*TASK DETAILS*. Tally the lines that hold the word "value" and reply with that figure only.

--- START RECORDS FOR THIS TASK ---

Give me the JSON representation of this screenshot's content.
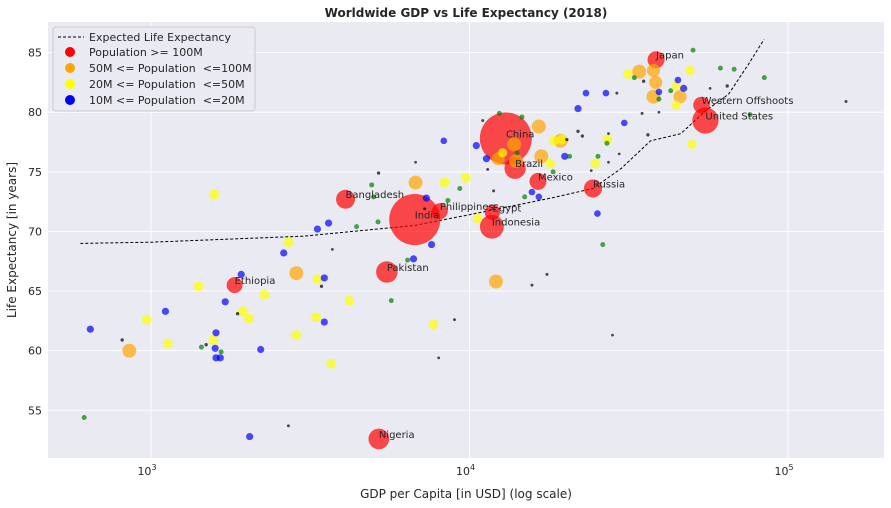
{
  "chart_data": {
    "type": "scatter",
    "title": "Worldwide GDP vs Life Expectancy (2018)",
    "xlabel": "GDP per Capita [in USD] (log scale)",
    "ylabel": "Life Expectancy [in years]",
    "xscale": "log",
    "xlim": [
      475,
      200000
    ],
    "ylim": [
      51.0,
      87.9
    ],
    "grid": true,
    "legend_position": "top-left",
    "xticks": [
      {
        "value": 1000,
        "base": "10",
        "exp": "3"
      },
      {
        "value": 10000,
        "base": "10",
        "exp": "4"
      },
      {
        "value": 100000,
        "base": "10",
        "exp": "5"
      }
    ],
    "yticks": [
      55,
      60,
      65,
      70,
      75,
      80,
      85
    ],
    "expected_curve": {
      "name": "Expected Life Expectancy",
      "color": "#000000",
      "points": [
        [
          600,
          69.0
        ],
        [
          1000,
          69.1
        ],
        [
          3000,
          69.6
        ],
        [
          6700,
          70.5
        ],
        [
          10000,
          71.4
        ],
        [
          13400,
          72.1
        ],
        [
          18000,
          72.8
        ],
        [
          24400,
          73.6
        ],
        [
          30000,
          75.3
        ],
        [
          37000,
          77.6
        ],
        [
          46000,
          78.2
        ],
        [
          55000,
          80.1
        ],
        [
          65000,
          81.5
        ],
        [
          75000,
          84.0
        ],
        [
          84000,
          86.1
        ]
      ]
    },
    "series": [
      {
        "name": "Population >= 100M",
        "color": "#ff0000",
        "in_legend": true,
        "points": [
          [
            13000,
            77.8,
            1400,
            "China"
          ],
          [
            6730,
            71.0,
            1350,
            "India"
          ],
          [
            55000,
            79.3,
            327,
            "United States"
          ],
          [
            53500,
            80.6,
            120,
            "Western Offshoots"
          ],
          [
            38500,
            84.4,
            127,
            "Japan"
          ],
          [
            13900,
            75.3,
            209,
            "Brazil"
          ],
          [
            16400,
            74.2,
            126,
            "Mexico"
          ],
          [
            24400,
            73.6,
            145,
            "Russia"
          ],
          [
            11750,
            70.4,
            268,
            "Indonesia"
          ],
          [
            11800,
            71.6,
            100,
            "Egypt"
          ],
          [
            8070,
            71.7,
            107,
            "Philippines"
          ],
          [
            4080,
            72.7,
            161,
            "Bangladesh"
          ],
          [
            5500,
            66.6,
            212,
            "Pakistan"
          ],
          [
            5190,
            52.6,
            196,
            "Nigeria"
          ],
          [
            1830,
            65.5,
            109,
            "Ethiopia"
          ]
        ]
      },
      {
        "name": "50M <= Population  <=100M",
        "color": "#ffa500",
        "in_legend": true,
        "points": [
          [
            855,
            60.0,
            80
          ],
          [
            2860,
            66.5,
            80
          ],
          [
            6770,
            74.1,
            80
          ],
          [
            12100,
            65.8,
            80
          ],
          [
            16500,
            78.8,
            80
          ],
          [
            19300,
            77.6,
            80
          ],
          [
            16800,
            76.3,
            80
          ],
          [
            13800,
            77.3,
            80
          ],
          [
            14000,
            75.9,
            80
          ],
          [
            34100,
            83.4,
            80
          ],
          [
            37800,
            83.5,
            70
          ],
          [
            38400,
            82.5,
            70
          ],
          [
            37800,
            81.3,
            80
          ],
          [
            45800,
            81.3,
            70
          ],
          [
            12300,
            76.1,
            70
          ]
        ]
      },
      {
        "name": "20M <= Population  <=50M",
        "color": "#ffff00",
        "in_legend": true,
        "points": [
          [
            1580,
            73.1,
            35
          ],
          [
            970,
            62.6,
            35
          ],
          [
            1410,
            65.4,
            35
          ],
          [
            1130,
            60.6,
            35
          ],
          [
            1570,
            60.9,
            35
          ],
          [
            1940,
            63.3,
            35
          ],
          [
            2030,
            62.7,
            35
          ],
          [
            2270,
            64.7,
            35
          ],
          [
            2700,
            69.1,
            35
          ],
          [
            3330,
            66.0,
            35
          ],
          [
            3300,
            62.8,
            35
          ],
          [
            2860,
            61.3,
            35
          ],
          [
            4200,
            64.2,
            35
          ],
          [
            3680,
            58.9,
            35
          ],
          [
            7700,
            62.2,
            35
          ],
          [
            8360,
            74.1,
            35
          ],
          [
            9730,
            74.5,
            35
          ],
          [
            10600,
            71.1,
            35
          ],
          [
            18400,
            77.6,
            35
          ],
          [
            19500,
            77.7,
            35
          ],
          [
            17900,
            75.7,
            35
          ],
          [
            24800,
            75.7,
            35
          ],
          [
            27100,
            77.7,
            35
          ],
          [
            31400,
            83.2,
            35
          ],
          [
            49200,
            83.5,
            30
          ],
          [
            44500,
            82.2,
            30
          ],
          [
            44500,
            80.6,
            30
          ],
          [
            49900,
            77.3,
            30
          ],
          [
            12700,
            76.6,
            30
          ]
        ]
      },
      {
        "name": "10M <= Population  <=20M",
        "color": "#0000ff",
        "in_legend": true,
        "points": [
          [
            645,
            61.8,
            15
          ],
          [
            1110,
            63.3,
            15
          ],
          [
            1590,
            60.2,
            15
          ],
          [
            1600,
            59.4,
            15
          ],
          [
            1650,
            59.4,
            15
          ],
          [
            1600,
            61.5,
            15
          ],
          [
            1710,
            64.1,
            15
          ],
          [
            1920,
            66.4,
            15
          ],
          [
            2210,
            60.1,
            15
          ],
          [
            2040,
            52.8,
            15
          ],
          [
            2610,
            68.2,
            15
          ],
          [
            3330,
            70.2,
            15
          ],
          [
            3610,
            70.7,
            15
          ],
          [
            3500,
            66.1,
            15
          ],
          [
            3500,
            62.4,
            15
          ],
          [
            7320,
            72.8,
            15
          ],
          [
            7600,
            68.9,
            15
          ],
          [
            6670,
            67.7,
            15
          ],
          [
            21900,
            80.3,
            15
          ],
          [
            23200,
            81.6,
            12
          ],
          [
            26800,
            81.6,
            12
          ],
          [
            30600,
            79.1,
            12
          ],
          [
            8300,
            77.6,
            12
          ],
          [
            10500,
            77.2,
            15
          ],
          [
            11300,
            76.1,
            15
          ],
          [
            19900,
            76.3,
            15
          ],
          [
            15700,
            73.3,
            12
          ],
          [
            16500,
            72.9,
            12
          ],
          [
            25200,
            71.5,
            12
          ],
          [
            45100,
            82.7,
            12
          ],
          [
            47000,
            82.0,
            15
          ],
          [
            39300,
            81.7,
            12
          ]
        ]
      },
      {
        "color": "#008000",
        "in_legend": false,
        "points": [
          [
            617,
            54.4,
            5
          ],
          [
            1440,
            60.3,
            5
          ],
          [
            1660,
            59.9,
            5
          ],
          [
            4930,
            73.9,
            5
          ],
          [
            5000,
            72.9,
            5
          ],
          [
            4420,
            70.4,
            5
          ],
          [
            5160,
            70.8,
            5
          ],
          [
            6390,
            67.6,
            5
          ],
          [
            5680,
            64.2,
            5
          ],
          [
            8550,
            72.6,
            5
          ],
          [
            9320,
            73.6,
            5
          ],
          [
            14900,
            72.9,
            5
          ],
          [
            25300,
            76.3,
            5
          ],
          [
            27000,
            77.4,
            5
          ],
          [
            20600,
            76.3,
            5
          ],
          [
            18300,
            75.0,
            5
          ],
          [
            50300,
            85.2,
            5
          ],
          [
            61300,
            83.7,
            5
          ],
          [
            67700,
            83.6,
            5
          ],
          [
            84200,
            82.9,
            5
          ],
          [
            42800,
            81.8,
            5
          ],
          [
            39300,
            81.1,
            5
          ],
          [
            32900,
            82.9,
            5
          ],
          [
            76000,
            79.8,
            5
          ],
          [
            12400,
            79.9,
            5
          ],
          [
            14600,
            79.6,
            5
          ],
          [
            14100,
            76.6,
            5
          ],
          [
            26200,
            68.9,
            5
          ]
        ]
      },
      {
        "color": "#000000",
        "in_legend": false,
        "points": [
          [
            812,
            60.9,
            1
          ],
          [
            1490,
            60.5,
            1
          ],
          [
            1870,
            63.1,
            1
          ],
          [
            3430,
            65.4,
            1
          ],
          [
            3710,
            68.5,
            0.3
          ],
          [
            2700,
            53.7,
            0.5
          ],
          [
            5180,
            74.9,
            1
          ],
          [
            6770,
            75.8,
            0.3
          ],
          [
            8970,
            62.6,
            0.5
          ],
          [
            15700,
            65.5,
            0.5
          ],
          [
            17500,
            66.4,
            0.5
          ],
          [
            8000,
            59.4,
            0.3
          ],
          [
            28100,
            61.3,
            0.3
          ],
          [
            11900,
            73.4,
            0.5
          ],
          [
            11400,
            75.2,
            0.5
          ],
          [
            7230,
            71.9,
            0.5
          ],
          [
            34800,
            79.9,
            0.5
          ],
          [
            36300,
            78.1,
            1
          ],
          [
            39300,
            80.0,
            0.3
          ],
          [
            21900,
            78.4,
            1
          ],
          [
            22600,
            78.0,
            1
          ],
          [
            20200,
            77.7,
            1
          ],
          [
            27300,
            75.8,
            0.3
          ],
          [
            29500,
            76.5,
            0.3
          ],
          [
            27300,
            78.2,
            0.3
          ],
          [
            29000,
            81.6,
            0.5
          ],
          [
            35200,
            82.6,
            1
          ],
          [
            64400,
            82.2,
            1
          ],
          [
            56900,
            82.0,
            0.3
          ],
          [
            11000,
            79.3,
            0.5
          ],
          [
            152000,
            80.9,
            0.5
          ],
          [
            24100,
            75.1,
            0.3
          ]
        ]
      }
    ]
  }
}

--- END RECORDS FOR THIS TASK ---

*EXERCISE OUTPUT*. 3